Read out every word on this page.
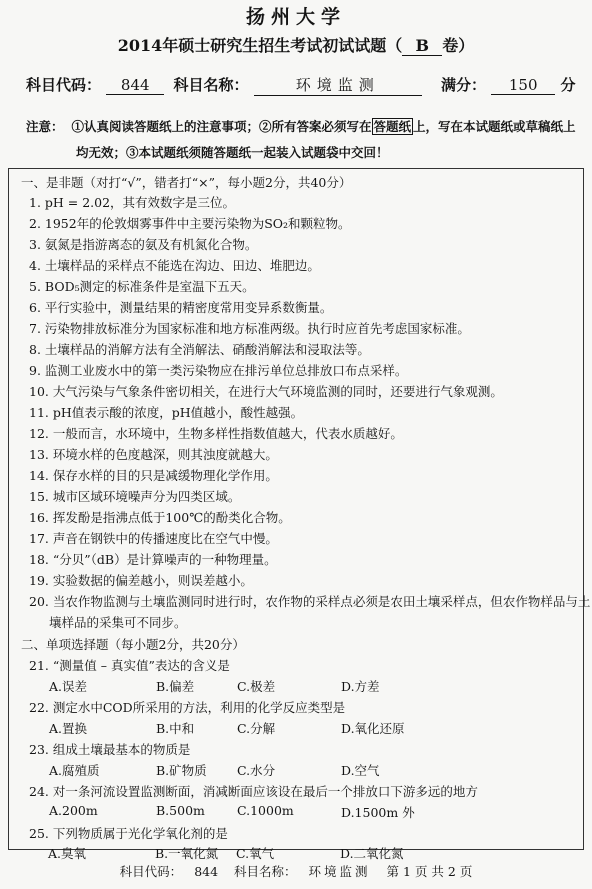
扬州大学
2014年硕士研究生招生考试初试试题（ B 卷）
科目代码： 844 科目名称：	环境监测	满分： 150 分
注意： ①认真阅读答题纸上的注意事项；②所有答案必须写在 答题纸 上，写在本试题纸或草稿纸上
均无效；③本试题纸须随答题纸一起装入试题袋中交回！
一、是非题（对打“√”，错者打“×”，每小题2分，共40分）
1. pH = 2.02，其有效数字是三位。
2. 1952年的伦敦烟雾事件中主要污染物为SO₂和颗粒物。
3. 氨氮是指游离态的氨及有机氮化合物。
4. 土壤样品的采样点不能选在沟边、田边、堆肥边。
5. BOD₅测定的标准条件是室温下五天。
6. 平行实验中，测量结果的精密度常用变异系数衡量。
7. 污染物排放标准分为国家标准和地方标准两级。执行时应首先考虑国家标准。
8. 土壤样品的消解方法有全消解法、硝酸消解法和浸取法等。
9. 监测工业废水中的第一类污染物应在排污单位总排放口布点采样。
10. 大气污染与气象条件密切相关，在进行大气环境监测的同时，还要进行气象观测。
11. pH值表示酸的浓度，pH值越小，酸性越强。
12. 一般而言，水环境中，生物多样性指数值越大，代表水质越好。
13. 环境水样的色度越深，则其浊度就越大。
14. 保存水样的目的只是减缓物理化学作用。
15. 城市区域环境噪声分为四类区域。
16. 挥发酚是指沸点低于100℃的酚类化合物。
17. 声音在钢铁中的传播速度比在空气中慢。
18. “分贝”（dB）是计算噪声的一种物理量。
19. 实验数据的偏差越小，则误差越小。
20. 当农作物监测与土壤监测同时进行时，农作物的采样点必须是农田土壤采样点，但农作物样品与土
壤样品的采集可不同步。
二、单项选择题（每小题2分，共20分）
21. “测量值 – 真实值”表达的含义是
A.误差	B.偏差	C.极差	D.方差
22. 测定水中COD所采用的方法，利用的化学反应类型是
A.置换	B.中和	C.分解	D.氧化还原
23. 组成土壤最基本的物质是
A.腐殖质	B.矿物质 C.水分	D.空气
24. 对一条河流设置监测断面，消减断面应该设在最后一个排放口下游多远的地方
A.200m	B.500m	C.1000m	D.1500m 外
25. 下列物质属于光化学氧化剂的是
A.臭氧	B.一氧化氮 C.氧气	D.二氧化氮
科目代码： 844 科目名称： 环境监测 第 1 页 共 2 页
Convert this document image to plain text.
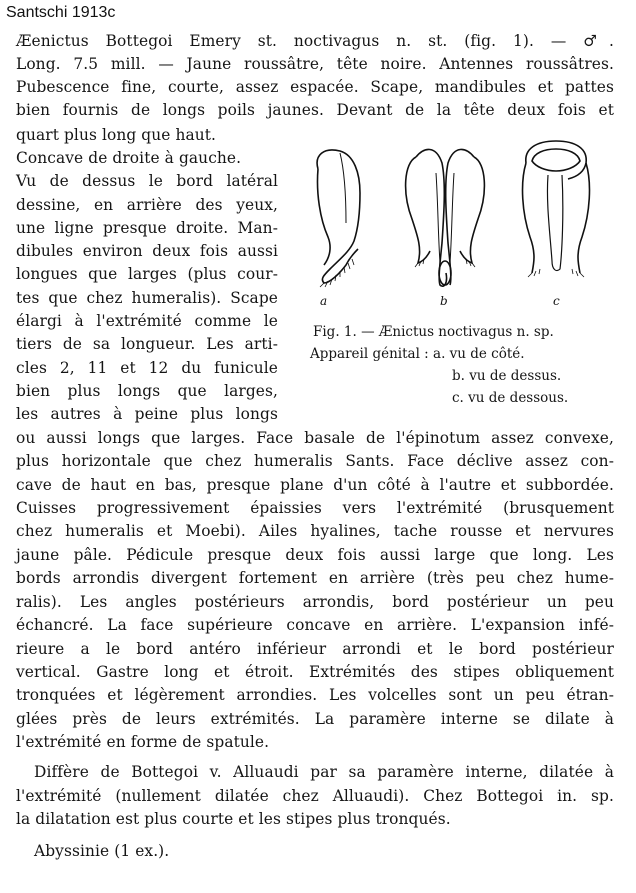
Santschi 1913c
Æenictus Bottegoi Emery st. noctivagus n. st. (fig. 1). — ♂.
Long. 7.5 mill. — Jaune roussâtre, tête noire. Antennes roussâtres.
Pubescence fine, courte, assez espacée. Scape, mandibules et pattes
bien fournis de longs poils jaunes. Devant de la tête deux fois et
quart plus long que haut.
Concave de droite à gauche.
Vu de dessus le bord latéral
dessine, en arrière des yeux,
une ligne presque droite. Man-
dibules environ deux fois aussi
longues que larges (plus cour-
tes que chez humeralis). Scape
élargi à l'extrémité comme le
tiers de sa longueur. Les arti-
cles 2, 11 et 12 du funicule
bien plus longs que larges,
les autres à peine plus longs
ou aussi longs que larges. Face basale de l'épinotum assez convexe,
plus horizontale que chez humeralis Sants. Face déclive assez con-
cave de haut en bas, presque plane d'un côté à l'autre et subbordée.
Cuisses progressivement épaissies vers l'extrémité (brusquement
chez humeralis et Moebi). Ailes hyalines, tache rousse et nervures
jaune pâle. Pédicule presque deux fois aussi large que long. Les
bords arrondis divergent fortement en arrière (très peu chez hume-
ralis). Les angles postérieurs arrondis, bord postérieur un peu
échancré. La face supérieure concave en arrière. L'expansion infé-
rieure a le bord antéro inférieur arrondi et le bord postérieur
vertical. Gastre long et étroit. Extrémités des stipes obliquement
tronquées et légèrement arrondies. Les volcelles sont un peu étran-
glées près de leurs extrémités. La paramère interne se dilate à
l'extrémité en forme de spatule.
Diffère de Bottegoi v. Alluaudi par sa paramère interne, dilatée à
l'extrémité (nullement dilatée chez Alluaudi). Chez Bottegoi in. sp.
la dilatation est plus courte et les stipes plus tronqués.
Abyssinie (1 ex.).
a	b	c
Fig. 1. — Ænictus noctivagus n. sp.
Appareil génital : a. vu de côté.
b. vu de dessus.
c. vu de dessous.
-.-.-
[THE REQUEST]: Could you repeat all of the material exactly? Pictures should not be copied.

[FINAL RESULT]:
Read out every word on this page.
扬州大学
2014年硕士研究生招生考试初试试题（ B 卷）
科目代码： 844 科目名称：	环境监测	满分： 150 分
注意： ①认真阅读答题纸上的注意事项；②所有答案必须写在 答题纸 上，写在本试题纸或草稿纸上
均无效；③本试题纸须随答题纸一起装入试题袋中交回！
一、是非题（对打“√”，错者打“×”，每小题2分，共40分）
1. pH = 2.02，其有效数字是三位。
2. 1952年的伦敦烟雾事件中主要污染物为SO₂和颗粒物。
3. 氨氮是指游离态的氨及有机氮化合物。
4. 土壤样品的采样点不能选在沟边、田边、堆肥边。
5. BOD₅测定的标准条件是室温下五天。
6. 平行实验中，测量结果的精密度常用变异系数衡量。
7. 污染物排放标准分为国家标准和地方标准两级。执行时应首先考虑国家标准。
8. 土壤样品的消解方法有全消解法、硝酸消解法和浸取法等。
9. 监测工业废水中的第一类污染物应在排污单位总排放口布点采样。
10. 大气污染与气象条件密切相关，在进行大气环境监测的同时，还要进行气象观测。
11. pH值表示酸的浓度，pH值越小，酸性越强。
12. 一般而言，水环境中，生物多样性指数值越大，代表水质越好。
13. 环境水样的色度越深，则其浊度就越大。
14. 保存水样的目的只是减缓物理化学作用。
15. 城市区域环境噪声分为四类区域。
16. 挥发酚是指沸点低于100℃的酚类化合物。
17. 声音在钢铁中的传播速度比在空气中慢。
18. “分贝”（dB）是计算噪声的一种物理量。
19. 实验数据的偏差越小，则误差越小。
20. 当农作物监测与土壤监测同时进行时，农作物的采样点必须是农田土壤采样点，但农作物样品与土
壤样品的采集可不同步。
二、单项选择题（每小题2分，共20分）
21. “测量值 – 真实值”表达的含义是
A.误差	B.偏差	C.极差	D.方差
22. 测定水中COD所采用的方法，利用的化学反应类型是
A.置换	B.中和	C.分解	D.氧化还原
23. 组成土壤最基本的物质是
A.腐殖质	B.矿物质 C.水分	D.空气
24. 对一条河流设置监测断面，消减断面应该设在最后一个排放口下游多远的地方
A.200m	B.500m	C.1000m	D.1500m 外
25. 下列物质属于光化学氧化剂的是
A.臭氧	B.一氧化氮 C.氧气	D.二氧化氮
科目代码： 844 科目名称： 环境监测 第 1 页 共 2 页
Convert this document image to plain text.
Santschi 1913c
Æenictus Bottegoi Emery st. noctivagus n. st. (fig. 1). — ♂.
Long. 7.5 mill. — Jaune roussâtre, tête noire. Antennes roussâtres.
Pubescence fine, courte, assez espacée. Scape, mandibules et pattes
bien fournis de longs poils jaunes. Devant de la tête deux fois et
quart plus long que haut.
Concave de droite à gauche.
Vu de dessus le bord latéral
dessine, en arrière des yeux,
une ligne presque droite. Man-
dibules environ deux fois aussi
longues que larges (plus cour-
tes que chez humeralis). Scape
élargi à l'extrémité comme le
tiers de sa longueur. Les arti-
cles 2, 11 et 12 du funicule
bien plus longs que larges,
les autres à peine plus longs
ou aussi longs que larges. Face basale de l'épinotum assez convexe,
plus horizontale que chez humeralis Sants. Face déclive assez con-
cave de haut en bas, presque plane d'un côté à l'autre et subbordée.
Cuisses progressivement épaissies vers l'extrémité (brusquement
chez humeralis et Moebi). Ailes hyalines, tache rousse et nervures
jaune pâle. Pédicule presque deux fois aussi large que long. Les
bords arrondis divergent fortement en arrière (très peu chez hume-
ralis). Les angles postérieurs arrondis, bord postérieur un peu
échancré. La face supérieure concave en arrière. L'expansion infé-
rieure a le bord antéro inférieur arrondi et le bord postérieur
vertical. Gastre long et étroit. Extrémités des stipes obliquement
tronquées et légèrement arrondies. Les volcelles sont un peu étran-
glées près de leurs extrémités. La paramère interne se dilate à
l'extrémité en forme de spatule.
Diffère de Bottegoi v. Alluaudi par sa paramère interne, dilatée à
l'extrémité (nullement dilatée chez Alluaudi). Chez Bottegoi in. sp.
la dilatation est plus courte et les stipes plus tronqués.
Abyssinie (1 ex.).
a	b	c
Fig. 1. — Ænictus noctivagus n. sp.
Appareil génital : a. vu de côté.
b. vu de dessus.
c. vu de dessous.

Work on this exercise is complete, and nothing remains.